Investors – Taxation, Exemptions and Foreign Investments

Investors residing in Germany must pay tax on their investment income such as interest, dividends, capital gains, and similar earnings. It does not matter in which country the income is generated. German tax also applies if the securities account is held with a foreign bank.

Below we explain how investment income is taxed, how an exemption order works, and what must be considered in the case of foreign investments. We are happy to assist you with any questions regarding your investments. Please contact us by email or phone.

Capital Gains Tax in Germany

Anyone living in Germany (with their center of life or tax residence in Germany) must pay tax on their investment income in Germany. The tax rate is generally 25% plus 5.5% solidarity surcharge and, if applicable, church tax (withholding tax).

Examples of investment income include:

  • Interest, for example from:

    • Call money accounts, Fixed-term deposits, Bonds, Certificates

    Dividends, for example from:

    • Shares, Investment funds, ETFs

    Capital gains, for example from:

    • Shares, Funds and ETFs, Bonds, Warrants, Certificates

    Advance lump-sum taxation, for example from:

    • Accumulating funds and ETFs

If the investment is held with a German bank, the bank automatically withholds the tax (25% plus solidarity surcharge and possibly church tax). In such cases, the tax liability is generally settled by this withholding tax, and the income normally does not have to be declared in the income tax return.

Exemption Order for Investment Income 

There is a tax-free allowance for investment income of €801 per person (or €1,602 for married couples). Up to this amount, no tax is payable.

Banks can take this allowance into account directly. However, to do so, you must submit a freistellungsauftrag (exemption order) to the bank. This can usually be done through online banking or by submitting a paper form.

To apply the exemption order, the bank must also have your tax identification number. This number can be found on your tax assessment notice (usually at the top left) or on most payroll statements if no tax notice is available.

It is important to ensure that the exemption amount is not exceeded. If you hold investments with multiple banks, the total of all exemption orders must not exceed the maximum allowance.

If no exemption order has been submitted, a tax return is generally not mandatory. However, filing one may still be beneficial. Within the income tax return, you can request that the unused allowance be applied retroactively. This can also be useful if exemption orders were distributed unfavorably among several banks.

→ **DATA ENTRIES**:
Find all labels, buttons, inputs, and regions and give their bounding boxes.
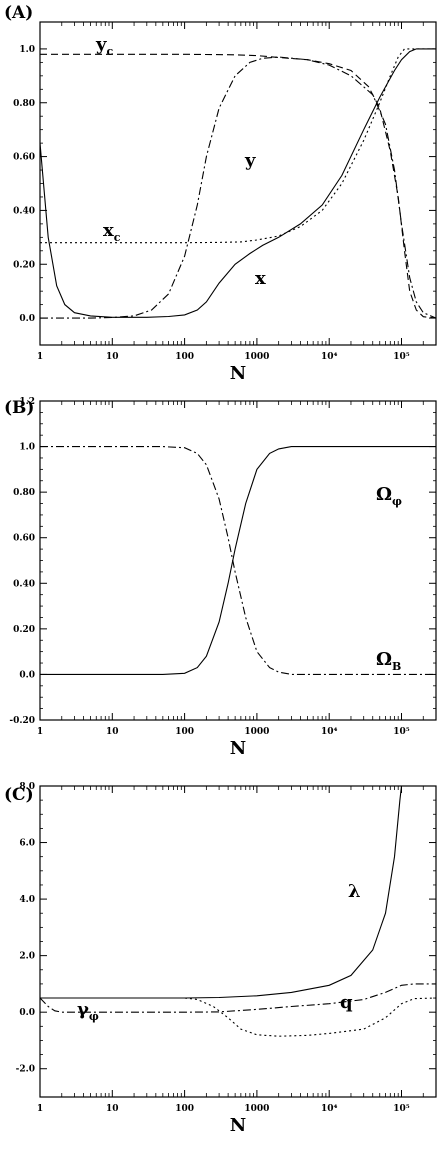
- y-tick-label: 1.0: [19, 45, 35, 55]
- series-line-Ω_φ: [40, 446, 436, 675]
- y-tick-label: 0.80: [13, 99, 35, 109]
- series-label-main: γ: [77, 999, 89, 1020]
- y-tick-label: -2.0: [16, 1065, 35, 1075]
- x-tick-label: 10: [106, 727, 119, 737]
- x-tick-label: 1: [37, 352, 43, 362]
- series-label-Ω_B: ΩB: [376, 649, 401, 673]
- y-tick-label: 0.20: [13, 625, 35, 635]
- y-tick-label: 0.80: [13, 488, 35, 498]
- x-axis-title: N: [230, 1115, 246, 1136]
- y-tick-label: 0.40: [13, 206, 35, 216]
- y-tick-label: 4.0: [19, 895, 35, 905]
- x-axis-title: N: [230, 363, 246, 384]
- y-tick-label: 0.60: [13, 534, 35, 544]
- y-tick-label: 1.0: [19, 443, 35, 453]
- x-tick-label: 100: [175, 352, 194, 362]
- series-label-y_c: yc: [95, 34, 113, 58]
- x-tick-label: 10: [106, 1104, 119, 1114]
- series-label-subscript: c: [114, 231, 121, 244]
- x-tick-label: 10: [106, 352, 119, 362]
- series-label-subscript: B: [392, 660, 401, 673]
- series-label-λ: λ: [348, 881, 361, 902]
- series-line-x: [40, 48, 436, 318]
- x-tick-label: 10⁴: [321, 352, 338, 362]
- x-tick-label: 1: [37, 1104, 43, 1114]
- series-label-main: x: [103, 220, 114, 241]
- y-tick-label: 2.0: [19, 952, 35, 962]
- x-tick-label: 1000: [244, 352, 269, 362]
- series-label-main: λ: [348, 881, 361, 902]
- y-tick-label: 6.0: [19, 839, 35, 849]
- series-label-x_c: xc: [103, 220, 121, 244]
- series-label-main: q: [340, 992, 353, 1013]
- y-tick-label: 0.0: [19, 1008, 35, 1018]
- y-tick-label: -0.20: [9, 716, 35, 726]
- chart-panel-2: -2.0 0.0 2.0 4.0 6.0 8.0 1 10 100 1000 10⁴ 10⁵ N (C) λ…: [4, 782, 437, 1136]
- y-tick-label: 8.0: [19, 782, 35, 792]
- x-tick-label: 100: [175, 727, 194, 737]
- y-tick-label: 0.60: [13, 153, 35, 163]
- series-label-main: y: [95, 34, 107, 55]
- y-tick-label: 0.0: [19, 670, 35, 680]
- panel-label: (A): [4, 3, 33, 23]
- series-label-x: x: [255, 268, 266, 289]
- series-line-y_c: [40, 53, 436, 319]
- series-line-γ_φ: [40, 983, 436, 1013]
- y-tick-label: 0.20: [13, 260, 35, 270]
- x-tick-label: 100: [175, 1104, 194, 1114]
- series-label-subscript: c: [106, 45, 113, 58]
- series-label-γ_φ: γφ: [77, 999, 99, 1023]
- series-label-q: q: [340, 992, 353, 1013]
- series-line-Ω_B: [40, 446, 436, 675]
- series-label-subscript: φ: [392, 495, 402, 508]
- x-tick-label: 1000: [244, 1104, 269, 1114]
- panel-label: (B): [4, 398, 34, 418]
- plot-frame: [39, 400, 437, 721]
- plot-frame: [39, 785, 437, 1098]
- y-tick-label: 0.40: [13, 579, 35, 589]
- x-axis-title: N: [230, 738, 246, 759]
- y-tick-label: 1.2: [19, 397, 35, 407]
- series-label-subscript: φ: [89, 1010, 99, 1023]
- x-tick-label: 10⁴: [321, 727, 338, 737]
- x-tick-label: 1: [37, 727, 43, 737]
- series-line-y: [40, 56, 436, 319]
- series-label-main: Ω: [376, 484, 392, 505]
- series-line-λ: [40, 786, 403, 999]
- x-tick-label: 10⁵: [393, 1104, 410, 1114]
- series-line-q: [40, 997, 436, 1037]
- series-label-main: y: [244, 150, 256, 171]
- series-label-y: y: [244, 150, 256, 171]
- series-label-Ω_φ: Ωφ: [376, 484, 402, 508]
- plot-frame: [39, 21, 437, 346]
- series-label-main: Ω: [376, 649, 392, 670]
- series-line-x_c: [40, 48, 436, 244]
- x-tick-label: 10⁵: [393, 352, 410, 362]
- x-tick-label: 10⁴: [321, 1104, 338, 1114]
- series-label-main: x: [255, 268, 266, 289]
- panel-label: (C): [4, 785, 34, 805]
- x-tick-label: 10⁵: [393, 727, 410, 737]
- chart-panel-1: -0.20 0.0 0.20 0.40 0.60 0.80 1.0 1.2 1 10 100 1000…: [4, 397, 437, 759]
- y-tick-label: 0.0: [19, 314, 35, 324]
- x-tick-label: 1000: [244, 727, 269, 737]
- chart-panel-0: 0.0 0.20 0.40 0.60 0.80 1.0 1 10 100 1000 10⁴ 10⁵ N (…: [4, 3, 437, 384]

→ **PROBLEM TO WORK ON**:
Per the text on investment taxation in Germany, how large is the tax-free allowance on investment income for married couples?

→ **SOLUTION TO THIS EXERCISE**:
€1,602